DATA SECTION:
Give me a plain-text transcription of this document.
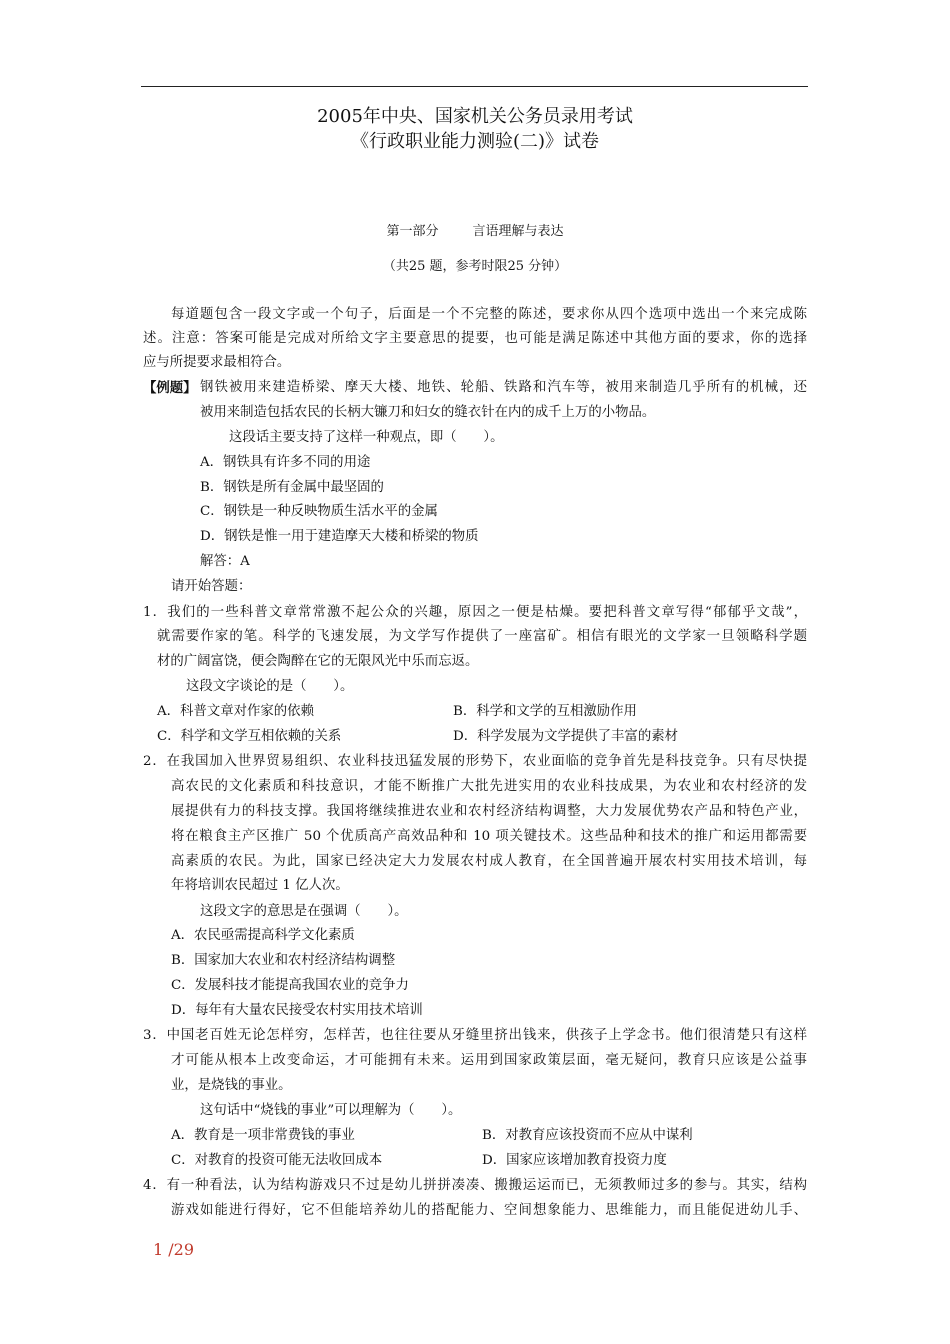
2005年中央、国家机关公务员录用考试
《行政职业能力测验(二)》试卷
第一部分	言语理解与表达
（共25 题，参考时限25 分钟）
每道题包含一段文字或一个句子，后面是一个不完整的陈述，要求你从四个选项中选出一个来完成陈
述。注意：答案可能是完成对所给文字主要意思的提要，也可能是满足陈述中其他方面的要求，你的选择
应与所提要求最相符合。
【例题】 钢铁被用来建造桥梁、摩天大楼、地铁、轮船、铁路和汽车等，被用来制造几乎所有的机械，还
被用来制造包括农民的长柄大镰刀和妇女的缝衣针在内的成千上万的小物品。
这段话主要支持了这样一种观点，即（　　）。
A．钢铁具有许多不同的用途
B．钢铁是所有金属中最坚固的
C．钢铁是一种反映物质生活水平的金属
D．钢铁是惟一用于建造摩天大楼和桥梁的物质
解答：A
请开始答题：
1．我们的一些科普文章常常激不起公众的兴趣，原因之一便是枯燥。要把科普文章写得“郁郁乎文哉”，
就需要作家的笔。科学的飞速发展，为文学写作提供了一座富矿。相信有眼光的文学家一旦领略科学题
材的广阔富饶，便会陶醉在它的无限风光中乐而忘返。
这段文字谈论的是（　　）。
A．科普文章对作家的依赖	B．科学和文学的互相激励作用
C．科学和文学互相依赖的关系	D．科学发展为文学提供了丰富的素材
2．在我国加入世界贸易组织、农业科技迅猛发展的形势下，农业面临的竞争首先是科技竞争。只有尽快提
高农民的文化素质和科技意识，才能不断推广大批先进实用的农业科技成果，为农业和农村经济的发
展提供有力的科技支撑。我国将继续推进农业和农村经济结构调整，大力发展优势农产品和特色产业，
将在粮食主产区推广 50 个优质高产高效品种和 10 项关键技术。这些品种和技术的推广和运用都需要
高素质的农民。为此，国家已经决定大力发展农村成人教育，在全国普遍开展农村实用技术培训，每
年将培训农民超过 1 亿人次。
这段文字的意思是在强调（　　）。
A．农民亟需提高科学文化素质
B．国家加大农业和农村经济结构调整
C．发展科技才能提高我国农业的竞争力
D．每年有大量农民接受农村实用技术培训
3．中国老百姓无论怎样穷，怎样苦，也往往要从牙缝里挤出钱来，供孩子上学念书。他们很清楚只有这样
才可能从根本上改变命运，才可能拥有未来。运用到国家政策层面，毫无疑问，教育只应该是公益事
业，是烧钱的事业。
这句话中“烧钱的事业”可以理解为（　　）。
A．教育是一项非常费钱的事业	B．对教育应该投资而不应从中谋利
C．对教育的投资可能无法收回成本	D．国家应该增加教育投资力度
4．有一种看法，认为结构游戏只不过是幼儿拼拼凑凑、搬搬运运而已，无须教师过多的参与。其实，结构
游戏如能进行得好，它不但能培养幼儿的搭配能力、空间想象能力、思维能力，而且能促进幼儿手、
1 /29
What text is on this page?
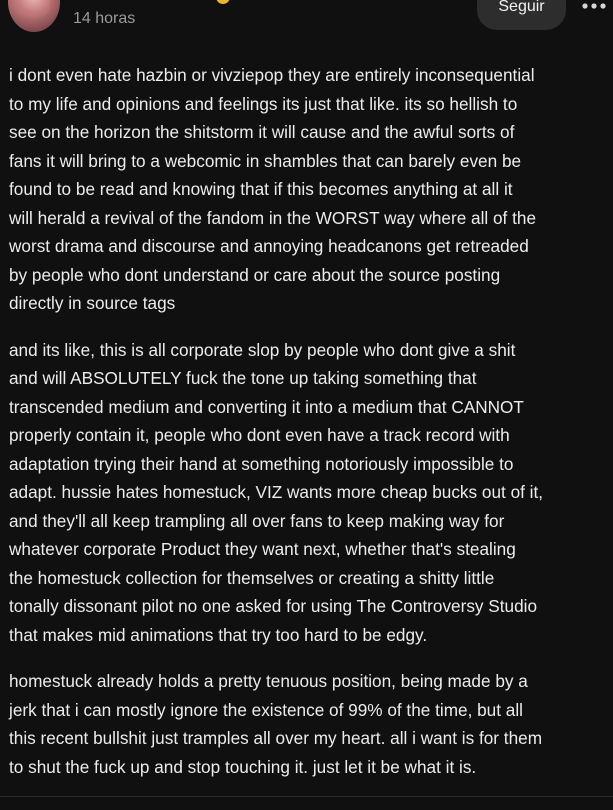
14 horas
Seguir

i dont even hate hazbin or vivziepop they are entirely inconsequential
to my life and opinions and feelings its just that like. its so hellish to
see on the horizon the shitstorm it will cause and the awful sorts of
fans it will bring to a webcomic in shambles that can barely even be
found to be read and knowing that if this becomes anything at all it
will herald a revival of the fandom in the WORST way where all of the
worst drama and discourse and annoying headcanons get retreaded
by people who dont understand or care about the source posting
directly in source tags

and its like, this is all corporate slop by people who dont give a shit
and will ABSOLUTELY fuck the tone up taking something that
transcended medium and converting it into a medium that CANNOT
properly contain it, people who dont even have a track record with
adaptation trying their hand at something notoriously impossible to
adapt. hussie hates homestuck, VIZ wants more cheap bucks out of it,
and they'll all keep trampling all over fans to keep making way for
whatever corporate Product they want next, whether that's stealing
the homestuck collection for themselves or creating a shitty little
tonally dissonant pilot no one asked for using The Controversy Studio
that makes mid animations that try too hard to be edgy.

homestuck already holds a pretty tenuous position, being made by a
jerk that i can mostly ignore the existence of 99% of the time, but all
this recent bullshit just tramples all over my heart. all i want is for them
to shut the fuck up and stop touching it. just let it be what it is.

EXERCISE:
Select every line where the word "corporate" occurs.

WRITTEN RESPONSE:
and its like, this is all corporate slop by people who dont give a shit
whatever corporate Product they want next, whether that's stealing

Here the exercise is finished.